-- What is asked --
Convert the lines of the data below, from the first line through the line that contains "data-point-marker <box>406 171 426 191</box>", into a JSON list of strings with one string per line, leaving out any blank lines.

━━━━━━━━━━

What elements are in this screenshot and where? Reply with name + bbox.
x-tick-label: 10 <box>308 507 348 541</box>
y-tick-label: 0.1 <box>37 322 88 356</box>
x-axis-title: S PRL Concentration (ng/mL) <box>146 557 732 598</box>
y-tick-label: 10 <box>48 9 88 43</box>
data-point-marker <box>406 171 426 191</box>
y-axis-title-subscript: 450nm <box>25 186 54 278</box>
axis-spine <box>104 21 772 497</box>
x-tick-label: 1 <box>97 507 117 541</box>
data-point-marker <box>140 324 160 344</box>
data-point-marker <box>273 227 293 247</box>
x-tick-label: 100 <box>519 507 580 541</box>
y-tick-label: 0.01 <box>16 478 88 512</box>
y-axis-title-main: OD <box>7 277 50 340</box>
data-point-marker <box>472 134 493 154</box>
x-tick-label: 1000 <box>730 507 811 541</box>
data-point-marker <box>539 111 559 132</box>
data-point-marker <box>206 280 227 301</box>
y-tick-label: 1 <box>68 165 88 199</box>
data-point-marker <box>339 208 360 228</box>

━━━━━━━━━━

-- Answer --
[
  "What elements are in this screenshot and where? Reply with name + bbox.",
  "x-tick-label: 10 <box>308 507 348 541</box>",
  "y-tick-label: 0.1 <box>37 322 88 356</box>",
  "x-axis-title: S PRL Concentration (ng/mL) <box>146 557 732 598</box>",
  "y-tick-label: 10 <box>48 9 88 43</box>",
  "data-point-marker <box>406 171 426 191</box>"
]